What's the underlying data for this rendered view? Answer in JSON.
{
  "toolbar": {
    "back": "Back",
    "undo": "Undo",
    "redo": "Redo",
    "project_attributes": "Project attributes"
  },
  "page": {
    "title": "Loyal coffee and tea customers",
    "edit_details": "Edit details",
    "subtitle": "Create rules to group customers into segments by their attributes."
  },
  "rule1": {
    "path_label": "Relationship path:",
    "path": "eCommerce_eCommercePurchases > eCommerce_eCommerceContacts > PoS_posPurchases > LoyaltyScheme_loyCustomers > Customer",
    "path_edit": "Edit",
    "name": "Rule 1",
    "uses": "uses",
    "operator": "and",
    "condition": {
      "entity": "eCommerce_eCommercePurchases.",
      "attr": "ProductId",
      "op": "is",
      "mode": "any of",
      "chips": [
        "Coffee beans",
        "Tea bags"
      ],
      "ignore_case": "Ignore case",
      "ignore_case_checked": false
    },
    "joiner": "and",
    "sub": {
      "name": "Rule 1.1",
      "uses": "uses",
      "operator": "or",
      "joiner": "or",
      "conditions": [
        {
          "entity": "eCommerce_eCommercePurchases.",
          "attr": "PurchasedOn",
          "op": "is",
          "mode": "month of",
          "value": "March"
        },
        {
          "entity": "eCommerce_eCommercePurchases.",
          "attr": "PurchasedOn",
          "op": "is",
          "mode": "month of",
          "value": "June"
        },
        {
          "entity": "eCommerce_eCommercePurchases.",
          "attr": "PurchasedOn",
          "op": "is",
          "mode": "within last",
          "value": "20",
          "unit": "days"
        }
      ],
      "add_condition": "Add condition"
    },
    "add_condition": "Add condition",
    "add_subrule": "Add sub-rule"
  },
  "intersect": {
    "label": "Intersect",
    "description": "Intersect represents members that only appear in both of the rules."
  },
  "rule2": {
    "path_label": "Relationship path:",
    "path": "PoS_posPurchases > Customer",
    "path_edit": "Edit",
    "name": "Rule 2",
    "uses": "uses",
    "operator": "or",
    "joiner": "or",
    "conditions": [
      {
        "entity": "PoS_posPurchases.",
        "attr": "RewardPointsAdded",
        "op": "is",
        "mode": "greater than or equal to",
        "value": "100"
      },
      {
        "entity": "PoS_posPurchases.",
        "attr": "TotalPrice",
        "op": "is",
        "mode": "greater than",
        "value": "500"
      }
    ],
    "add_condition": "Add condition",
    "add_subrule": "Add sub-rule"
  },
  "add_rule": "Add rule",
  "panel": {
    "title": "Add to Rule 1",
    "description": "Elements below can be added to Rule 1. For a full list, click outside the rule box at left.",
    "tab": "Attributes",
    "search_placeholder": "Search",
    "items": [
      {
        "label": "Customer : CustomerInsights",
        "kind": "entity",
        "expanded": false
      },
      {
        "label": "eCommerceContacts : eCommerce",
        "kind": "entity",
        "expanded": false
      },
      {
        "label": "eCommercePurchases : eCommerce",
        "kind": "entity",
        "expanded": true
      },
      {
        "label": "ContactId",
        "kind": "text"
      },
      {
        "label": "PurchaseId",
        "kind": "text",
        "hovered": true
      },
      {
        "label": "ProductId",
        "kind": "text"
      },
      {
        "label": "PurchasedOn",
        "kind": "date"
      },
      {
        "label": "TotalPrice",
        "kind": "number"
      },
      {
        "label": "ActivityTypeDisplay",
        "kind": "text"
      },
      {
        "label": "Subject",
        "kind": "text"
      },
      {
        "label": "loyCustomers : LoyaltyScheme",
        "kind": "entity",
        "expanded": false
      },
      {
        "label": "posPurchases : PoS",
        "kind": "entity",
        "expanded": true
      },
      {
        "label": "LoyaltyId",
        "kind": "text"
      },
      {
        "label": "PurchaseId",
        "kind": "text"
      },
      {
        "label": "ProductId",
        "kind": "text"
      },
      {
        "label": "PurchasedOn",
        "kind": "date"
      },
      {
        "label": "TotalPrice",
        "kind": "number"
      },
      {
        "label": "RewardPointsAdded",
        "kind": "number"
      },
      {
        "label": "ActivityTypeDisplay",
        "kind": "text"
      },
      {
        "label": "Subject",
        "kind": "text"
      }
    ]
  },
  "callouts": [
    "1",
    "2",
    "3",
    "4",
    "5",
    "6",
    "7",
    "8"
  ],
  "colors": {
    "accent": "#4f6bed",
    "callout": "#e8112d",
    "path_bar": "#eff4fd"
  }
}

## WHAT THIS TASK INVOLVES
Give every line of the material again, exactly as it reads.

## TASK RESULT
What's the underlying data for this rendered view? Answer in JSON.
{
  "toolbar": {
    "back": "Back",
    "undo": "Undo",
    "redo": "Redo",
    "project_attributes": "Project attributes"
  },
  "page": {
    "title": "Loyal coffee and tea customers",
    "edit_details": "Edit details",
    "subtitle": "Create rules to group customers into segments by their attributes."
  },
  "rule1": {
    "path_label": "Relationship path:",
    "path": "eCommerce_eCommercePurchases > eCommerce_eCommerceContacts > PoS_posPurchases > LoyaltyScheme_loyCustomers > Customer",
    "path_edit": "Edit",
    "name": "Rule 1",
    "uses": "uses",
    "operator": "and",
    "condition": {
      "entity": "eCommerce_eCommercePurchases.",
      "attr": "ProductId",
      "op": "is",
      "mode": "any of",
      "chips": [
        "Coffee beans",
        "Tea bags"
      ],
      "ignore_case": "Ignore case",
      "ignore_case_checked": false
    },
    "joiner": "and",
    "sub": {
      "name": "Rule 1.1",
      "uses": "uses",
      "operator": "or",
      "joiner": "or",
      "conditions": [
        {
          "entity": "eCommerce_eCommercePurchases.",
          "attr": "PurchasedOn",
          "op": "is",
          "mode": "month of",
          "value": "March"
        },
        {
          "entity": "eCommerce_eCommercePurchases.",
          "attr": "PurchasedOn",
          "op": "is",
          "mode": "month of",
          "value": "June"
        },
        {
          "entity": "eCommerce_eCommercePurchases.",
          "attr": "PurchasedOn",
          "op": "is",
          "mode": "within last",
          "value": "20",
          "unit": "days"
        }
      ],
      "add_condition": "Add condition"
    },
    "add_condition": "Add condition",
    "add_subrule": "Add sub-rule"
  },
  "intersect": {
    "label": "Intersect",
    "description": "Intersect represents members that only appear in both of the rules."
  },
  "rule2": {
    "path_label": "Relationship path:",
    "path": "PoS_posPurchases > Customer",
    "path_edit": "Edit",
    "name": "Rule 2",
    "uses": "uses",
    "operator": "or",
    "joiner": "or",
    "conditions": [
      {
        "entity": "PoS_posPurchases.",
        "attr": "RewardPointsAdded",
        "op": "is",
        "mode": "greater than or equal to",
        "value": "100"
      },
      {
        "entity": "PoS_posPurchases.",
        "attr": "TotalPrice",
        "op": "is",
        "mode": "greater than",
        "value": "500"
      }
    ],
    "add_condition": "Add condition",
    "add_subrule": "Add sub-rule"
  },
  "add_rule": "Add rule",
  "panel": {
    "title": "Add to Rule 1",
    "description": "Elements below can be added to Rule 1. For a full list, click outside the rule box at left.",
    "tab": "Attributes",
    "search_placeholder": "Search",
    "items": [
      {
        "label": "Customer : CustomerInsights",
        "kind": "entity",
        "expanded": false
      },
      {
        "label": "eCommerceContacts : eCommerce",
        "kind": "entity",
        "expanded": false
      },
      {
        "label": "eCommercePurchases : eCommerce",
        "kind": "entity",
        "expanded": true
      },
      {
        "label": "ContactId",
        "kind": "text"
      },
      {
        "label": "PurchaseId",
        "kind": "text",
        "hovered": true
      },
      {
        "label": "ProductId",
        "kind": "text"
      },
      {
        "label": "PurchasedOn",
        "kind": "date"
      },
      {
        "label": "TotalPrice",
        "kind": "number"
      },
      {
        "label": "ActivityTypeDisplay",
        "kind": "text"
      },
      {
        "label": "Subject",
        "kind": "text"
      },
      {
        "label": "loyCustomers : LoyaltyScheme",
        "kind": "entity",
        "expanded": false
      },
      {
        "label": "posPurchases : PoS",
        "kind": "entity",
        "expanded": true
      },
      {
        "label": "LoyaltyId",
        "kind": "text"
      },
      {
        "label": "PurchaseId",
        "kind": "text"
      },
      {
        "label": "ProductId",
        "kind": "text"
      },
      {
        "label": "PurchasedOn",
        "kind": "date"
      },
      {
        "label": "TotalPrice",
        "kind": "number"
      },
      {
        "label": "RewardPointsAdded",
        "kind": "number"
      },
      {
        "label": "ActivityTypeDisplay",
        "kind": "text"
      },
      {
        "label": "Subject",
        "kind": "text"
      }
    ]
  },
  "callouts": [
    "1",
    "2",
    "3",
    "4",
    "5",
    "6",
    "7",
    "8"
  ],
  "colors": {
    "accent": "#4f6bed",
    "callout": "#e8112d",
    "path_bar": "#eff4fd"
  }
}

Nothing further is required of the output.